**What is needed**
Copy each line that contains the string "Kast".

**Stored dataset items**
━━━━

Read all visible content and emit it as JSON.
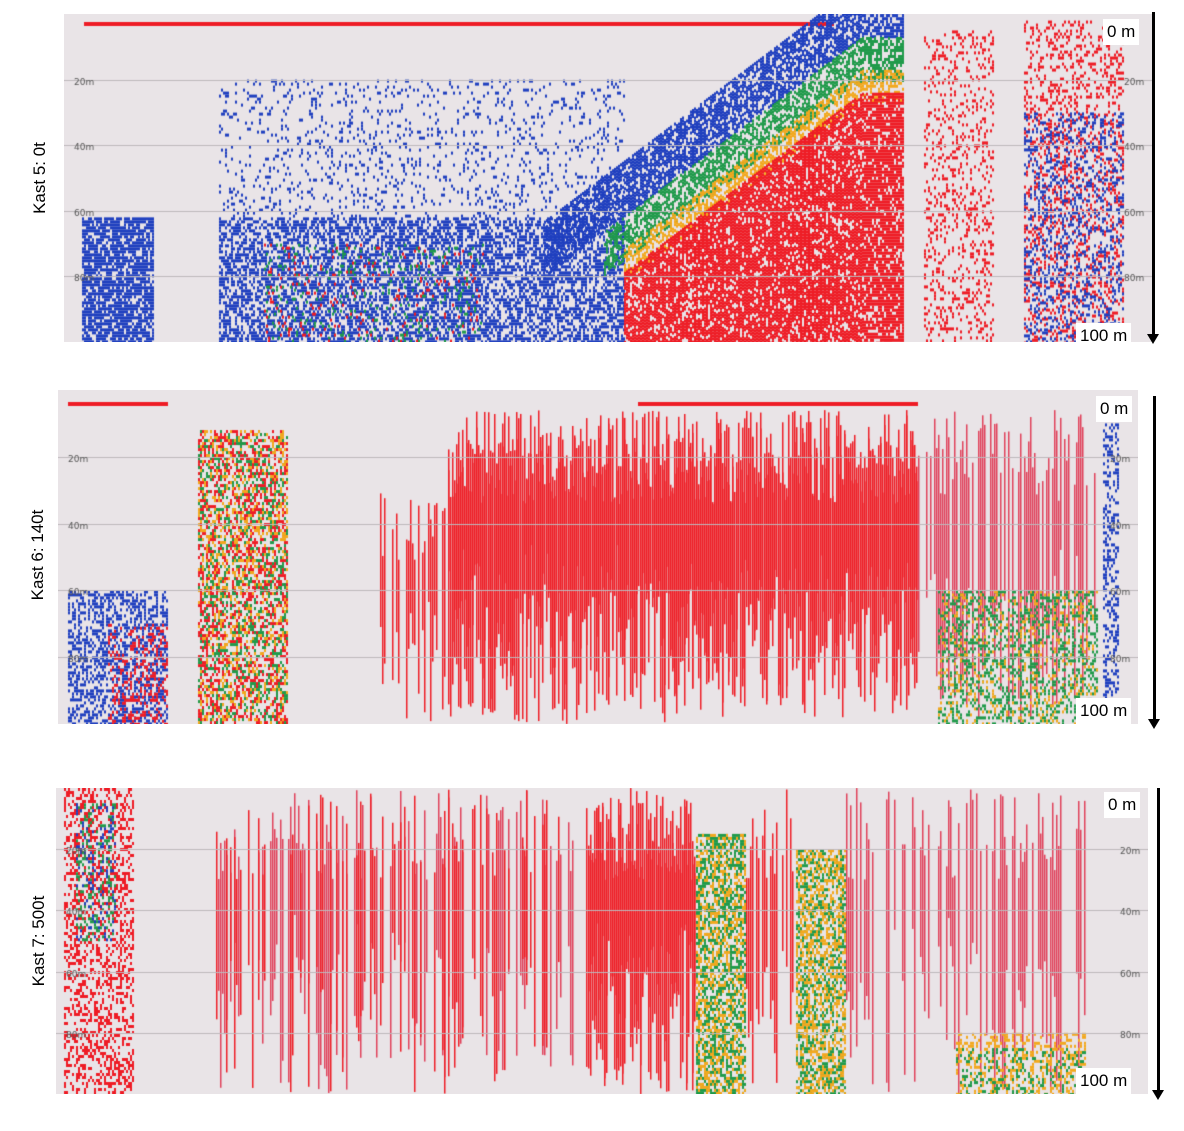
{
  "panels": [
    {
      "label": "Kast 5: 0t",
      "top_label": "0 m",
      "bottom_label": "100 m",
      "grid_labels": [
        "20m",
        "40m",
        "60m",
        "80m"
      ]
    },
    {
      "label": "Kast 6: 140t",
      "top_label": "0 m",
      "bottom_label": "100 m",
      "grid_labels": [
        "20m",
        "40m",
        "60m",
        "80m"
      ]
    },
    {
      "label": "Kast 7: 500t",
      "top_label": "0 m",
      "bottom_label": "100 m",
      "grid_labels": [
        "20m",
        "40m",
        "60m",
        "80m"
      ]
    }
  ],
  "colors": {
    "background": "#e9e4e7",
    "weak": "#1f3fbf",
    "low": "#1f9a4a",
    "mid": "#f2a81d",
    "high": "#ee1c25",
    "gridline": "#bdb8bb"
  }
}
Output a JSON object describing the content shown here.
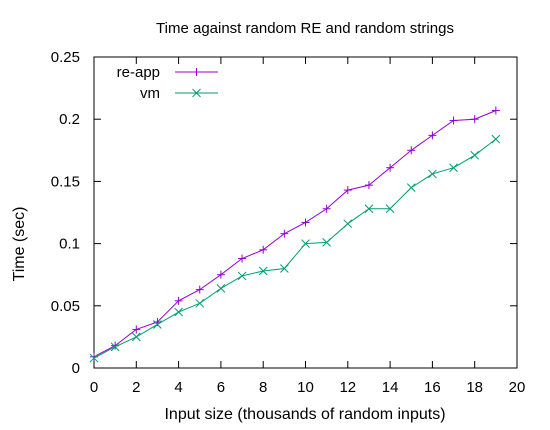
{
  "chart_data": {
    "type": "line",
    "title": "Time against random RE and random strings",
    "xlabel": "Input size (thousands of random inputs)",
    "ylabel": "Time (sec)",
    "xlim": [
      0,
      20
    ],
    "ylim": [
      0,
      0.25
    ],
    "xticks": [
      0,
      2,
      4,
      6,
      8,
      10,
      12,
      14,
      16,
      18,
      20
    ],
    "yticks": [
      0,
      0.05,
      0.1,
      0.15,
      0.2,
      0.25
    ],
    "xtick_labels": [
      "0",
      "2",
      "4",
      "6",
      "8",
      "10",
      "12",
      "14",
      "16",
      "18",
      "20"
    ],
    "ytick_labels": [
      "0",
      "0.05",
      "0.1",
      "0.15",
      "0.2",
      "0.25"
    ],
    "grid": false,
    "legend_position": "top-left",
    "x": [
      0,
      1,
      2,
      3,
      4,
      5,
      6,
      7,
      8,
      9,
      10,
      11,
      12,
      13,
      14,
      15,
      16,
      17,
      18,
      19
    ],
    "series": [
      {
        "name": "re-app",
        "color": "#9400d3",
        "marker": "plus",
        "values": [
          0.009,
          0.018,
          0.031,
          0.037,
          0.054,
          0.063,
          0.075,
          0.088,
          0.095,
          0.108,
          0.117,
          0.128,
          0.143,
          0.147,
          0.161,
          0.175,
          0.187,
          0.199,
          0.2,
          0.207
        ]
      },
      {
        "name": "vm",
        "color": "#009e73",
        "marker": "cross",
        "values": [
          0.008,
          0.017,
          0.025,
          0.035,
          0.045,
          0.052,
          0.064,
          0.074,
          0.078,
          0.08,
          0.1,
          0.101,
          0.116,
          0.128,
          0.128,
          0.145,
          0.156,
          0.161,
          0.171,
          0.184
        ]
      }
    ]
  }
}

━━━━

**Result of this task**
      "label": "Kast 5: 0t",
      "label": "Kast 6: 140t",
      "label": "Kast 7: 500t",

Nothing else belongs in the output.